REQUIREMENTS:
Each line containing the word "Show" should be found and copied.
--- start DATASET RECORDS ---
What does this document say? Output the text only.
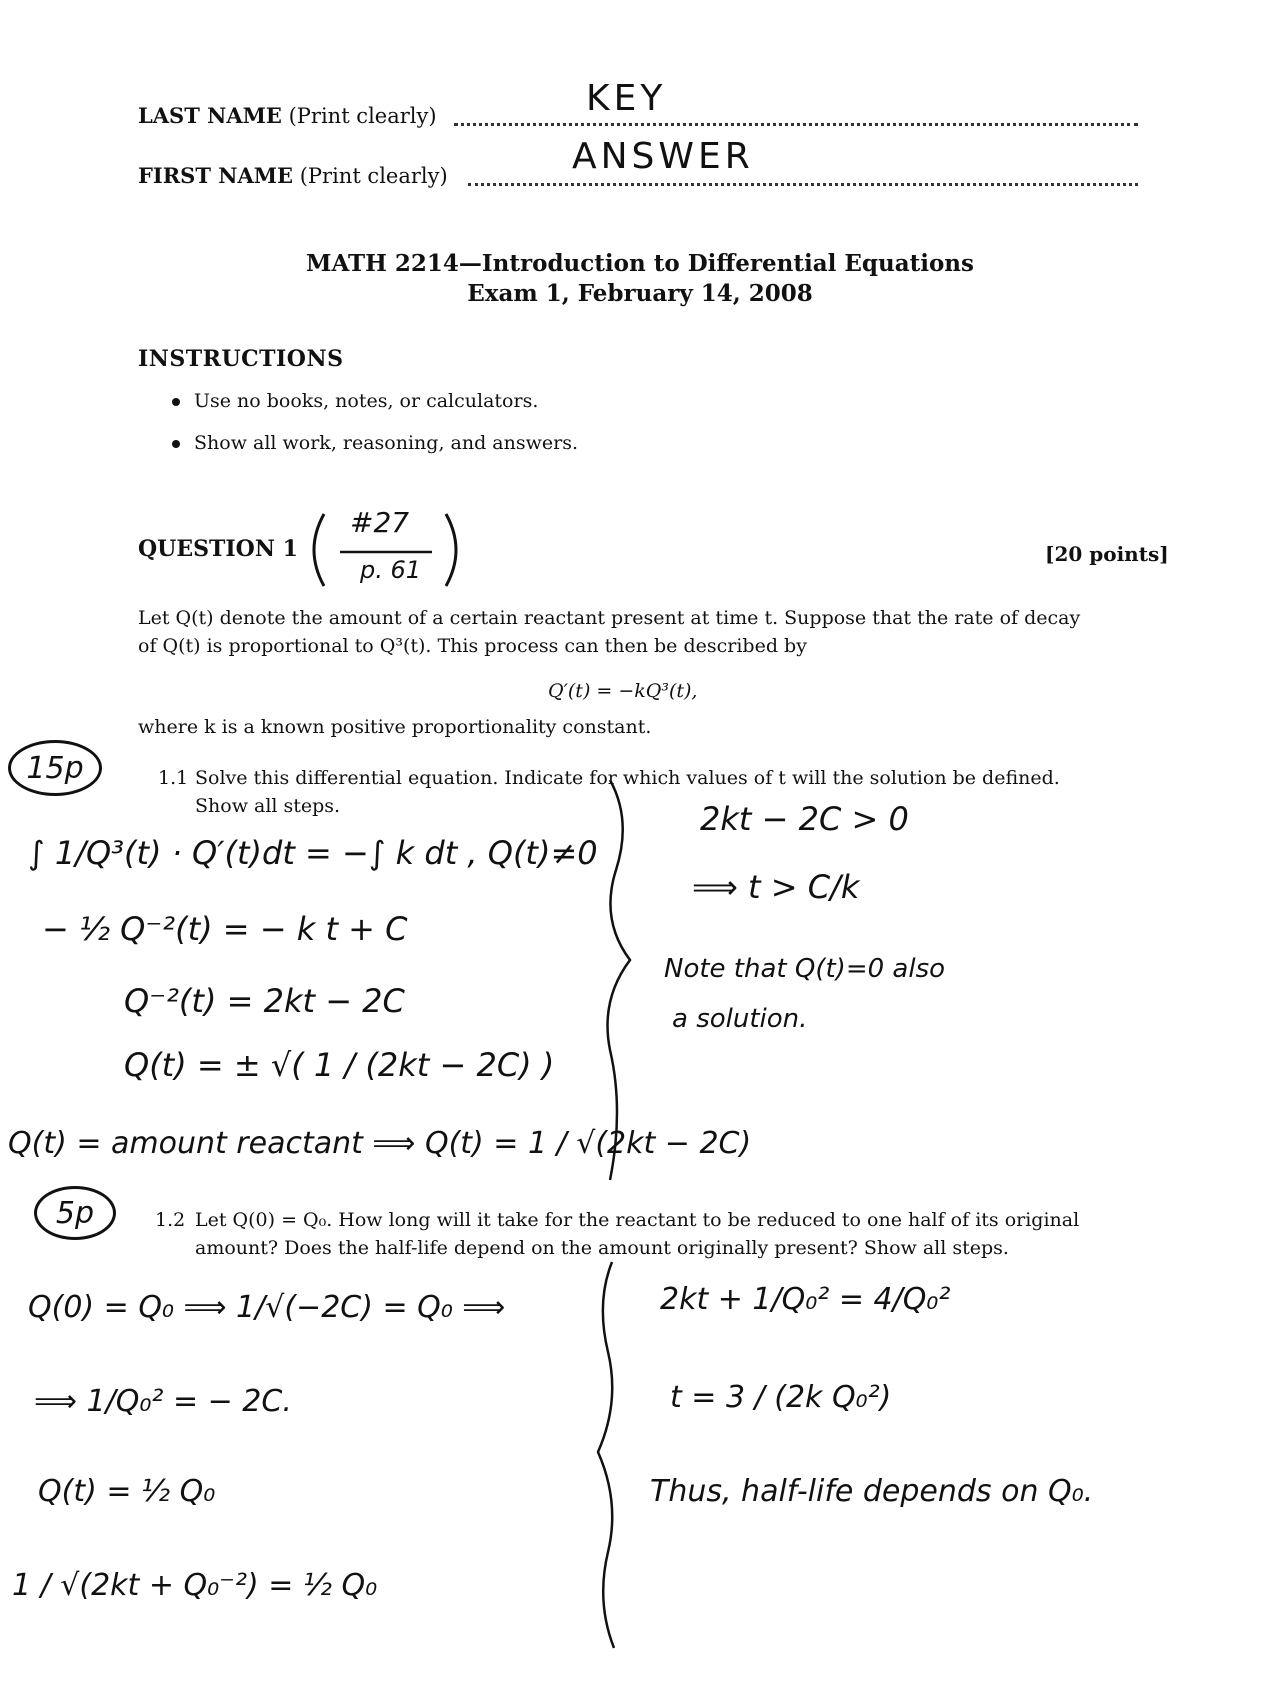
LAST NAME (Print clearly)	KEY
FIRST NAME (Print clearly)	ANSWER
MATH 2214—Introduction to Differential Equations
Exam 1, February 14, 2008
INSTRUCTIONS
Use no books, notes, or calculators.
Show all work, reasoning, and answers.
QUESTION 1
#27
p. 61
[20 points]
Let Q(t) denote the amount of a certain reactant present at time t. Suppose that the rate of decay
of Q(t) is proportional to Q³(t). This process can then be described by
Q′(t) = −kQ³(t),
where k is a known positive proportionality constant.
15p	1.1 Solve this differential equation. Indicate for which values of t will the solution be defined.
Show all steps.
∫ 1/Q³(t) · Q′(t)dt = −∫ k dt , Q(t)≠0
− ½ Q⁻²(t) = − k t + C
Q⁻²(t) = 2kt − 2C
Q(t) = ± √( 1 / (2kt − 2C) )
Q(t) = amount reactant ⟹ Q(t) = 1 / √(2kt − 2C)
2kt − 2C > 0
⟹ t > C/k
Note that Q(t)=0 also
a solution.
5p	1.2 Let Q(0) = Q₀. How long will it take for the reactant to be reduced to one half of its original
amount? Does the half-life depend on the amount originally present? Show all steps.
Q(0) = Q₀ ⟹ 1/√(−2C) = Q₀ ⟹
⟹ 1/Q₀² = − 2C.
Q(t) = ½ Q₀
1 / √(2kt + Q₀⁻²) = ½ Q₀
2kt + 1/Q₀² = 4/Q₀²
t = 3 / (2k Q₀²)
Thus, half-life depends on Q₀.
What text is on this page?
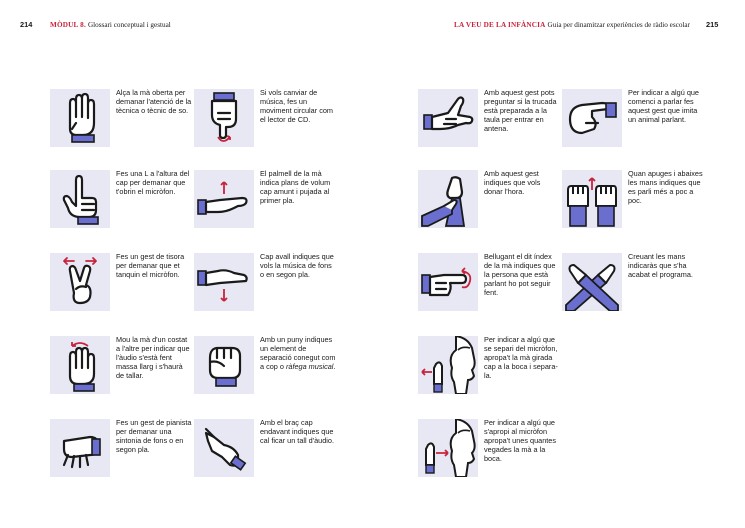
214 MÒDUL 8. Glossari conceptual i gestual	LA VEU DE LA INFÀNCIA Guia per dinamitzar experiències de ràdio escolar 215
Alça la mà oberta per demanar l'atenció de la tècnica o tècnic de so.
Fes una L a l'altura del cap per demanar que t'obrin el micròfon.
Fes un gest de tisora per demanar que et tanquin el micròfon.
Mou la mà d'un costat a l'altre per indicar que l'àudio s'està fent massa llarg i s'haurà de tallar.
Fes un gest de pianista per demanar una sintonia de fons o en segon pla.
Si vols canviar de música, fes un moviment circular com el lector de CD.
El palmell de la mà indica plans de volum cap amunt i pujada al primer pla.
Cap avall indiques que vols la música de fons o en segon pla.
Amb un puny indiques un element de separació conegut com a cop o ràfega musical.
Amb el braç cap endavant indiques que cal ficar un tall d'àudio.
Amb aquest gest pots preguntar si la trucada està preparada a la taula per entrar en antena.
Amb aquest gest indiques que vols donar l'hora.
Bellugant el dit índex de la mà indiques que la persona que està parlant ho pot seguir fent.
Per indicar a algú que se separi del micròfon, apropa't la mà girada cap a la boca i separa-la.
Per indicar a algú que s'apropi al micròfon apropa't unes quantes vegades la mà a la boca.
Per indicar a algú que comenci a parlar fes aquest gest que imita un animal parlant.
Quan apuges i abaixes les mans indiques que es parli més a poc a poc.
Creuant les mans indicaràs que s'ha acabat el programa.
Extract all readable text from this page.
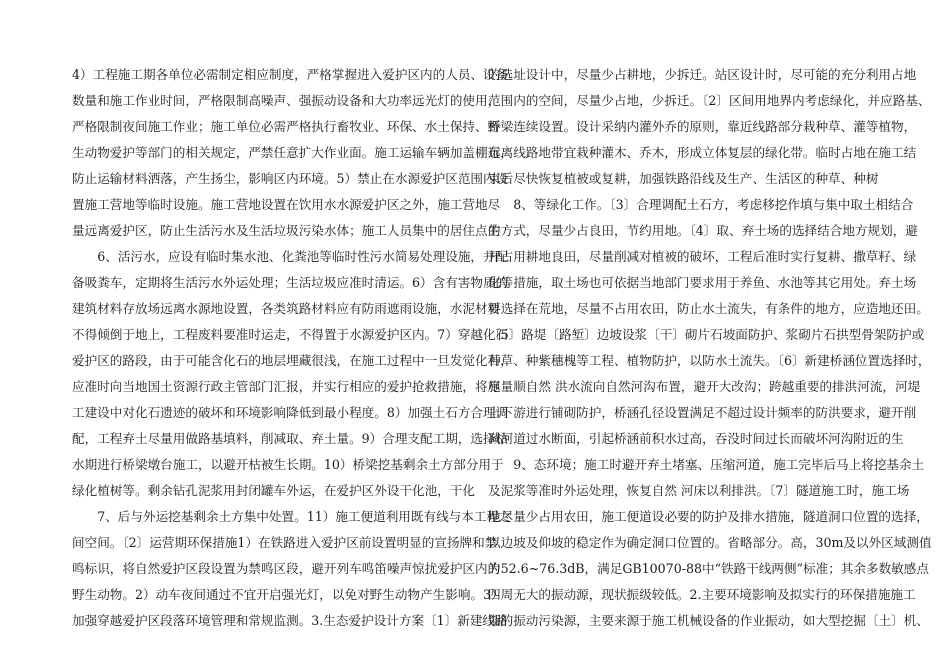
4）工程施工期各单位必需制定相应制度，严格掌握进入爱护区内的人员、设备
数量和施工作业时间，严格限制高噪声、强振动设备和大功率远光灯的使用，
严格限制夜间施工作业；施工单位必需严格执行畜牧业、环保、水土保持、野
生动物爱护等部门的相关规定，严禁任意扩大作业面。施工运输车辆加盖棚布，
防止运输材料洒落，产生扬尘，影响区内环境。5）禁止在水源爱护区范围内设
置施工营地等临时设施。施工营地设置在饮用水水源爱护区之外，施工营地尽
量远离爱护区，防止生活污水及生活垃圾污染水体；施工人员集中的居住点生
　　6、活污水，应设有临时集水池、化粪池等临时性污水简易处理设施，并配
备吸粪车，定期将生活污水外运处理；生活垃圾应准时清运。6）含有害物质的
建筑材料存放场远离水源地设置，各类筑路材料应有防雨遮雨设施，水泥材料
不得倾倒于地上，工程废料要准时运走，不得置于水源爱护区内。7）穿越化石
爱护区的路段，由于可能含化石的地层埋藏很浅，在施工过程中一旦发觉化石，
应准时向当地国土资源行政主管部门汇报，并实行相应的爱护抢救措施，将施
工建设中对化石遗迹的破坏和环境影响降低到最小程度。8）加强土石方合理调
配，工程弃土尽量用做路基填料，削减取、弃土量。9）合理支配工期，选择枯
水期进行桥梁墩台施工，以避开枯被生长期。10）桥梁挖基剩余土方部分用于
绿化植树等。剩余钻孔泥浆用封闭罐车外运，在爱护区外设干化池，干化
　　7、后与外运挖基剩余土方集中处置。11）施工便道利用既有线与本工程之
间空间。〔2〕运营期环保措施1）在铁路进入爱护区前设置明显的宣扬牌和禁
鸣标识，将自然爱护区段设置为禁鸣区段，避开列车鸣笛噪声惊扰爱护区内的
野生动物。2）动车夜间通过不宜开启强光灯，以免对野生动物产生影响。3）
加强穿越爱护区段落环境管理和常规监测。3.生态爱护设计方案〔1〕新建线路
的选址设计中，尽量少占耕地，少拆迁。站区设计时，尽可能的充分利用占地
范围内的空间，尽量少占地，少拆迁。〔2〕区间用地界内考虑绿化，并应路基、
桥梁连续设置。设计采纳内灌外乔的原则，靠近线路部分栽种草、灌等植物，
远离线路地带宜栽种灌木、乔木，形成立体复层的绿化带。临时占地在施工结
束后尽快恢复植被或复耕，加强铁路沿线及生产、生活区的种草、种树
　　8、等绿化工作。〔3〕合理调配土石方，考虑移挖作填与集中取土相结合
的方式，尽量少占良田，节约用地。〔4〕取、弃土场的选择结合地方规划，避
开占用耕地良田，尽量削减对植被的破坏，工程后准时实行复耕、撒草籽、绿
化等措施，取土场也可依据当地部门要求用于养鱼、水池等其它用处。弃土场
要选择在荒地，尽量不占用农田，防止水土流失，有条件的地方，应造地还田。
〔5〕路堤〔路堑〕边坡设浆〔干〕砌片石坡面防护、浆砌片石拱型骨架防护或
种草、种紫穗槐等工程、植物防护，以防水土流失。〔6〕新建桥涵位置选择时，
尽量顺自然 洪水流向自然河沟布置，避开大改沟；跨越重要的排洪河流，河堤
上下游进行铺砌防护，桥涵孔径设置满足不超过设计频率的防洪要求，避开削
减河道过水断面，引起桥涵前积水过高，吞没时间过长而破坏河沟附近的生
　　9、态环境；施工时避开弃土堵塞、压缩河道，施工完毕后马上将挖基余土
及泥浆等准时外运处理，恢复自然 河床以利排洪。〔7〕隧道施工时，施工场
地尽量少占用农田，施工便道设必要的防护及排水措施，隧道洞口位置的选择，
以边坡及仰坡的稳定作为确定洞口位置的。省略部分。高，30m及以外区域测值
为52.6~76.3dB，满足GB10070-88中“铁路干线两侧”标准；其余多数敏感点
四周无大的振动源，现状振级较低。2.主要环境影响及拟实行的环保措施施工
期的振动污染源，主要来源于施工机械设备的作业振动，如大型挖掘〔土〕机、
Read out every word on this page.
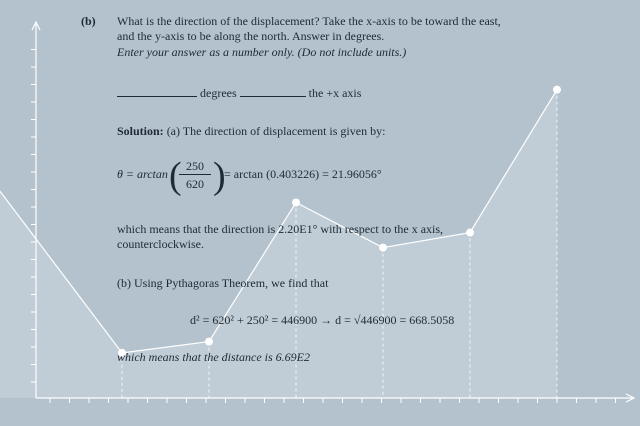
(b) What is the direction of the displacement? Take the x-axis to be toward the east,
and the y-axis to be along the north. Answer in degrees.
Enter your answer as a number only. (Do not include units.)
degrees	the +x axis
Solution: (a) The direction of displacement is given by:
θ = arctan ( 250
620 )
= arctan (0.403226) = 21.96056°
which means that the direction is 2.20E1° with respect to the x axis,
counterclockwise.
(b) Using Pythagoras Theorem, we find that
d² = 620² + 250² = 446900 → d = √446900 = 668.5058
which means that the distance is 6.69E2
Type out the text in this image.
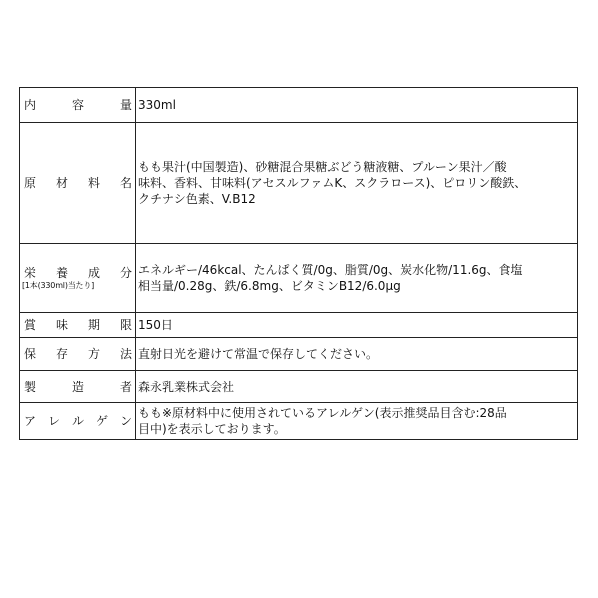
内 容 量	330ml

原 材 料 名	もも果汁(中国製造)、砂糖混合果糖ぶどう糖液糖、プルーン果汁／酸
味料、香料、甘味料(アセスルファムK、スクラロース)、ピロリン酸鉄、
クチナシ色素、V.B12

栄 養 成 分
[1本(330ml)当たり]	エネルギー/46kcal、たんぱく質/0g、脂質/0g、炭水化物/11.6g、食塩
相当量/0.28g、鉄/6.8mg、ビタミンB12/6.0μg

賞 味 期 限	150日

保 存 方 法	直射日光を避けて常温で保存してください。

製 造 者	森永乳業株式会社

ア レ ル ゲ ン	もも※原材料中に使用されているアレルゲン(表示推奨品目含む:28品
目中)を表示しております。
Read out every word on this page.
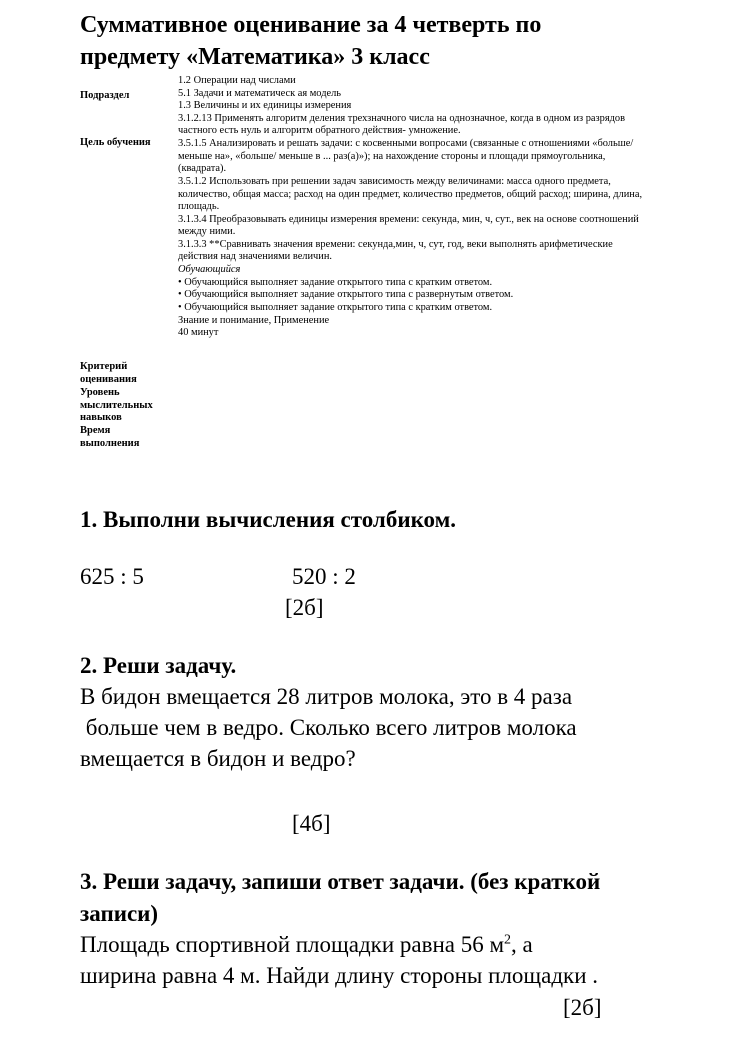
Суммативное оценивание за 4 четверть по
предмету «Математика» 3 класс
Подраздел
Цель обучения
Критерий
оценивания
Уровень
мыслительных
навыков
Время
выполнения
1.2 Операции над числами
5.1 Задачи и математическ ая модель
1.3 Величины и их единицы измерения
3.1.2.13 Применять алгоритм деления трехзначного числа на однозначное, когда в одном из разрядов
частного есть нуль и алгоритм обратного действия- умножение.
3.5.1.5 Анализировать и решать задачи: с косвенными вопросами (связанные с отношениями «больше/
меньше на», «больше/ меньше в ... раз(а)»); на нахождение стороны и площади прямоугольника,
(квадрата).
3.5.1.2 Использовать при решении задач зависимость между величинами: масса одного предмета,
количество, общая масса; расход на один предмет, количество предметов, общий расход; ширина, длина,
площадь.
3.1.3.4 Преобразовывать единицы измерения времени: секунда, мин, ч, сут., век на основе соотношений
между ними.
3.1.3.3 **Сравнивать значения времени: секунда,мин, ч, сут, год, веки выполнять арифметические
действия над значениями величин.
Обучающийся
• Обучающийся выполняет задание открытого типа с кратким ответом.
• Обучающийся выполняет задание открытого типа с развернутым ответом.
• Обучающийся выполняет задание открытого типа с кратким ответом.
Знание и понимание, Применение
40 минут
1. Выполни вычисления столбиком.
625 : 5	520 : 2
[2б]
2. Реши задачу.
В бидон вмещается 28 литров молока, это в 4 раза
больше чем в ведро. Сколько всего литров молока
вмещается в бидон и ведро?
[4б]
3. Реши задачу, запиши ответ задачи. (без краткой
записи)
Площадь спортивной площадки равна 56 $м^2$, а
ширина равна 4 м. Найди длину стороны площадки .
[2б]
--- end DATASET RECORDS ---
ANSWER TO THIS EXERCISE:
Show all work, reasoning, and answers.
Show all steps.
amount? Does the half-life depend on the amount originally present? Show all steps.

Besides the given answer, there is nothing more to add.